▸ **Directions**: The records that follow need to be output exactly as they are.

___ Data provided

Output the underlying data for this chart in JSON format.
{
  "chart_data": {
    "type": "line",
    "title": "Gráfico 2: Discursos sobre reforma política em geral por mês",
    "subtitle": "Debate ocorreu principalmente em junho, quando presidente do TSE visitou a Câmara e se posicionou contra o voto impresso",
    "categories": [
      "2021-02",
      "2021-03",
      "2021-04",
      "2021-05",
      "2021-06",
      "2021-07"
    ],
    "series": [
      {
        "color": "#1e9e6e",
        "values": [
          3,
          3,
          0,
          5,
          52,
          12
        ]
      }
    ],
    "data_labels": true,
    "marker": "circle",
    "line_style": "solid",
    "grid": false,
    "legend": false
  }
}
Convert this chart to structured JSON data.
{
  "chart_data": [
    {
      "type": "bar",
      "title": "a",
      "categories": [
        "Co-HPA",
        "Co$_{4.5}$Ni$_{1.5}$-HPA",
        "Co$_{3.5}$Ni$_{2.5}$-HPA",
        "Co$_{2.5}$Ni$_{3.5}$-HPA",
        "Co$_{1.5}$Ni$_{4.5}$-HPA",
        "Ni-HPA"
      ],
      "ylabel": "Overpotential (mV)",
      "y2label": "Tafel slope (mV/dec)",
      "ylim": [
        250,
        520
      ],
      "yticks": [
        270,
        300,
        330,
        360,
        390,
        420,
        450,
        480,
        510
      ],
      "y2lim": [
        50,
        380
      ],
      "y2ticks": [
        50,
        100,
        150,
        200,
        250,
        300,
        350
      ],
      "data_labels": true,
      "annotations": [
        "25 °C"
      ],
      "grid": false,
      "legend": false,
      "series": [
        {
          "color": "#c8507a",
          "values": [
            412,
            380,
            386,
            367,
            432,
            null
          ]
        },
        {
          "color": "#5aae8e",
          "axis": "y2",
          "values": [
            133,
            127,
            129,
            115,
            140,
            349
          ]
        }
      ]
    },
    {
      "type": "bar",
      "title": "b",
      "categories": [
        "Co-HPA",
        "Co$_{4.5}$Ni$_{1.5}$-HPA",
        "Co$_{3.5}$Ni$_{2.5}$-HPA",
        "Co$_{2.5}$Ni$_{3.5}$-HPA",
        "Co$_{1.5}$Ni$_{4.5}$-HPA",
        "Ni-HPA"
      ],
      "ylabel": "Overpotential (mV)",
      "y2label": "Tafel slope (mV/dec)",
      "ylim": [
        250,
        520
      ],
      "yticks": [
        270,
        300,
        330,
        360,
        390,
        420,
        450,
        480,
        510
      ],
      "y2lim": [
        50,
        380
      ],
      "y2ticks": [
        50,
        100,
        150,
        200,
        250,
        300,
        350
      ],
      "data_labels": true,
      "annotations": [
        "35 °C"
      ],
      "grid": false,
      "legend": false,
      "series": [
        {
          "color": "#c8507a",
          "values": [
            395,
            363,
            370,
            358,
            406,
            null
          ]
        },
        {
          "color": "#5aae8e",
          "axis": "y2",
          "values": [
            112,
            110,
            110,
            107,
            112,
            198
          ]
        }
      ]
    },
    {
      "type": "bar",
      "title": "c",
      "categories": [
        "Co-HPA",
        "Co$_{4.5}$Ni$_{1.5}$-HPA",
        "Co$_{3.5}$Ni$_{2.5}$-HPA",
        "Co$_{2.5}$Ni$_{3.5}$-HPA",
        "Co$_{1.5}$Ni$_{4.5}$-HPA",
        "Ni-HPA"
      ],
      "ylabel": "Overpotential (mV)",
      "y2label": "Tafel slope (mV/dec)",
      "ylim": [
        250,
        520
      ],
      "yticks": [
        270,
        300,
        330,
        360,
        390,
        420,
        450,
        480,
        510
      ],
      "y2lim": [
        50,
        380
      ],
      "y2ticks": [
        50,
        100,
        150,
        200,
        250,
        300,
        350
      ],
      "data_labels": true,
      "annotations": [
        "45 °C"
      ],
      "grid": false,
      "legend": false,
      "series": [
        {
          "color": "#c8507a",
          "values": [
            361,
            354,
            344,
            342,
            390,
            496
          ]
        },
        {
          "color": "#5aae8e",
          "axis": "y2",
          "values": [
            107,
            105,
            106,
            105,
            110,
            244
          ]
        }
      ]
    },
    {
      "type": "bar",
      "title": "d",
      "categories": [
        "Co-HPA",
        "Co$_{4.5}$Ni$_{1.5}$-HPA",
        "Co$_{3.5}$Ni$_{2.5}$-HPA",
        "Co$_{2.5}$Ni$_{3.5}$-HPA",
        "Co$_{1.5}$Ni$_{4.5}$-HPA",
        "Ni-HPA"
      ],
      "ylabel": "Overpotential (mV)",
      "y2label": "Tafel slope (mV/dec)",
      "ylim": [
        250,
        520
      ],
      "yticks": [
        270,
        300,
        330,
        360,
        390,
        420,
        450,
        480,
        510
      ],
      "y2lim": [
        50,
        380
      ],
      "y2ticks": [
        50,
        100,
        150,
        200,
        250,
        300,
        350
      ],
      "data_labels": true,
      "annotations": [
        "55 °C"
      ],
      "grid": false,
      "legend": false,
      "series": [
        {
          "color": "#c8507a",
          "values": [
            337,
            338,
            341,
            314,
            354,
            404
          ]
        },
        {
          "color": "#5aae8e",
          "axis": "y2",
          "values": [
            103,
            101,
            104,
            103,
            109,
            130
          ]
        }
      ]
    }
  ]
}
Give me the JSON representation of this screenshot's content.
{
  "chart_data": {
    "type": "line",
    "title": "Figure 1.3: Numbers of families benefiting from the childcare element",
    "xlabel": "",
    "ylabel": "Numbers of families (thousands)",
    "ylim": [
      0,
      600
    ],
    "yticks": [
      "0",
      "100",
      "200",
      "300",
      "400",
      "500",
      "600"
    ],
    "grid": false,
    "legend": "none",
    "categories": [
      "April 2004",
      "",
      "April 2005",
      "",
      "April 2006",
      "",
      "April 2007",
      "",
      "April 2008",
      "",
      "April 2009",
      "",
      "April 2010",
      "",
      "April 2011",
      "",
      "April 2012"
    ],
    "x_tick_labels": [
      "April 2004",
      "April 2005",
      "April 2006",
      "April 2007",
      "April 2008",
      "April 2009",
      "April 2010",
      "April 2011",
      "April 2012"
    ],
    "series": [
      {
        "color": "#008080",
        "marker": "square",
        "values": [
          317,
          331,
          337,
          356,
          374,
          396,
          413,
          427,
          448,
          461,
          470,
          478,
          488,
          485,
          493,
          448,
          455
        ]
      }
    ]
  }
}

______

▸ **Task answer**:
Output the underlying data for this chart in JSON format.
{
  "chart_data": {
    "type": "line",
    "title": "Gráfico 2: Discursos sobre reforma política em geral por mês",
    "subtitle": "Debate ocorreu principalmente em junho, quando presidente do TSE visitou a Câmara e se posicionou contra o voto impresso",
    "categories": [
      "2021-02",
      "2021-03",
      "2021-04",
      "2021-05",
      "2021-06",
      "2021-07"
    ],
    "series": [
      {
        "color": "#1e9e6e",
        "values": [
          3,
          3,
          0,
          5,
          52,
          12
        ]
      }
    ],
    "data_labels": true,
    "marker": "circle",
    "line_style": "solid",
    "grid": false,
    "legend": false
  }
}
Convert this chart to structured JSON data.
{
  "chart_data": [
    {
      "type": "bar",
      "title": "a",
      "categories": [
        "Co-HPA",
        "Co$_{4.5}$Ni$_{1.5}$-HPA",
        "Co$_{3.5}$Ni$_{2.5}$-HPA",
        "Co$_{2.5}$Ni$_{3.5}$-HPA",
        "Co$_{1.5}$Ni$_{4.5}$-HPA",
        "Ni-HPA"
      ],
      "ylabel": "Overpotential (mV)",
      "y2label": "Tafel slope (mV/dec)",
      "ylim": [
        250,
        520
      ],
      "yticks": [
        270,
        300,
        330,
        360,
        390,
        420,
        450,
        480,
        510
      ],
      "y2lim": [
        50,
        380
      ],
      "y2ticks": [
        50,
        100,
        150,
        200,
        250,
        300,
        350
      ],
      "data_labels": true,
      "annotations": [
        "25 °C"
      ],
      "grid": false,
      "legend": false,
      "series": [
        {
          "color": "#c8507a",
          "values": [
            412,
            380,
            386,
            367,
            432,
            null
          ]
        },
        {
          "color": "#5aae8e",
          "axis": "y2",
          "values": [
            133,
            127,
            129,
            115,
            140,
            349
          ]
        }
      ]
    },
    {
      "type": "bar",
      "title": "b",
      "categories": [
        "Co-HPA",
        "Co$_{4.5}$Ni$_{1.5}$-HPA",
        "Co$_{3.5}$Ni$_{2.5}$-HPA",
        "Co$_{2.5}$Ni$_{3.5}$-HPA",
        "Co$_{1.5}$Ni$_{4.5}$-HPA",
        "Ni-HPA"
      ],
      "ylabel": "Overpotential (mV)",
      "y2label": "Tafel slope (mV/dec)",
      "ylim": [
        250,
        520
      ],
      "yticks": [
        270,
        300,
        330,
        360,
        390,
        420,
        450,
        480,
        510
      ],
      "y2lim": [
        50,
        380
      ],
      "y2ticks": [
        50,
        100,
        150,
        200,
        250,
        300,
        350
      ],
      "data_labels": true,
      "annotations": [
        "35 °C"
      ],
      "grid": false,
      "legend": false,
      "series": [
        {
          "color": "#c8507a",
          "values": [
            395,
            363,
            370,
            358,
            406,
            null
          ]
        },
        {
          "color": "#5aae8e",
          "axis": "y2",
          "values": [
            112,
            110,
            110,
            107,
            112,
            198
          ]
        }
      ]
    },
    {
      "type": "bar",
      "title": "c",
      "categories": [
        "Co-HPA",
        "Co$_{4.5}$Ni$_{1.5}$-HPA",
        "Co$_{3.5}$Ni$_{2.5}$-HPA",
        "Co$_{2.5}$Ni$_{3.5}$-HPA",
        "Co$_{1.5}$Ni$_{4.5}$-HPA",
        "Ni-HPA"
      ],
      "ylabel": "Overpotential (mV)",
      "y2label": "Tafel slope (mV/dec)",
      "ylim": [
        250,
        520
      ],
      "yticks": [
        270,
        300,
        330,
        360,
        390,
        420,
        450,
        480,
        510
      ],
      "y2lim": [
        50,
        380
      ],
      "y2ticks": [
        50,
        100,
        150,
        200,
        250,
        300,
        350
      ],
      "data_labels": true,
      "annotations": [
        "45 °C"
      ],
      "grid": false,
      "legend": false,
      "series": [
        {
          "color": "#c8507a",
          "values": [
            361,
            354,
            344,
            342,
            390,
            496
          ]
        },
        {
          "color": "#5aae8e",
          "axis": "y2",
          "values": [
            107,
            105,
            106,
            105,
            110,
            244
          ]
        }
      ]
    },
    {
      "type": "bar",
      "title": "d",
      "categories": [
        "Co-HPA",
        "Co$_{4.5}$Ni$_{1.5}$-HPA",
        "Co$_{3.5}$Ni$_{2.5}$-HPA",
        "Co$_{2.5}$Ni$_{3.5}$-HPA",
        "Co$_{1.5}$Ni$_{4.5}$-HPA",
        "Ni-HPA"
      ],
      "ylabel": "Overpotential (mV)",
      "y2label": "Tafel slope (mV/dec)",
      "ylim": [
        250,
        520
      ],
      "yticks": [
        270,
        300,
        330,
        360,
        390,
        420,
        450,
        480,
        510
      ],
      "y2lim": [
        50,
        380
      ],
      "y2ticks": [
        50,
        100,
        150,
        200,
        250,
        300,
        350
      ],
      "data_labels": true,
      "annotations": [
        "55 °C"
      ],
      "grid": false,
      "legend": false,
      "series": [
        {
          "color": "#c8507a",
          "values": [
            337,
            338,
            341,
            314,
            354,
            404
          ]
        },
        {
          "color": "#5aae8e",
          "axis": "y2",
          "values": [
            103,
            101,
            104,
            103,
            109,
            130
          ]
        }
      ]
    }
  ]
}
Give me the JSON representation of this screenshot's content.
{
  "chart_data": {
    "type": "line",
    "title": "Figure 1.3: Numbers of families benefiting from the childcare element",
    "xlabel": "",
    "ylabel": "Numbers of families (thousands)",
    "ylim": [
      0,
      600
    ],
    "yticks": [
      "0",
      "100",
      "200",
      "300",
      "400",
      "500",
      "600"
    ],
    "grid": false,
    "legend": "none",
    "categories": [
      "April 2004",
      "",
      "April 2005",
      "",
      "April 2006",
      "",
      "April 2007",
      "",
      "April 2008",
      "",
      "April 2009",
      "",
      "April 2010",
      "",
      "April 2011",
      "",
      "April 2012"
    ],
    "x_tick_labels": [
      "April 2004",
      "April 2005",
      "April 2006",
      "April 2007",
      "April 2008",
      "April 2009",
      "April 2010",
      "April 2011",
      "April 2012"
    ],
    "series": [
      {
        "color": "#008080",
        "marker": "square",
        "values": [
          317,
          331,
          337,
          356,
          374,
          396,
          413,
          427,
          448,
          461,
          470,
          478,
          488,
          485,
          493,
          448,
          455
        ]
      }
    ]
  }
}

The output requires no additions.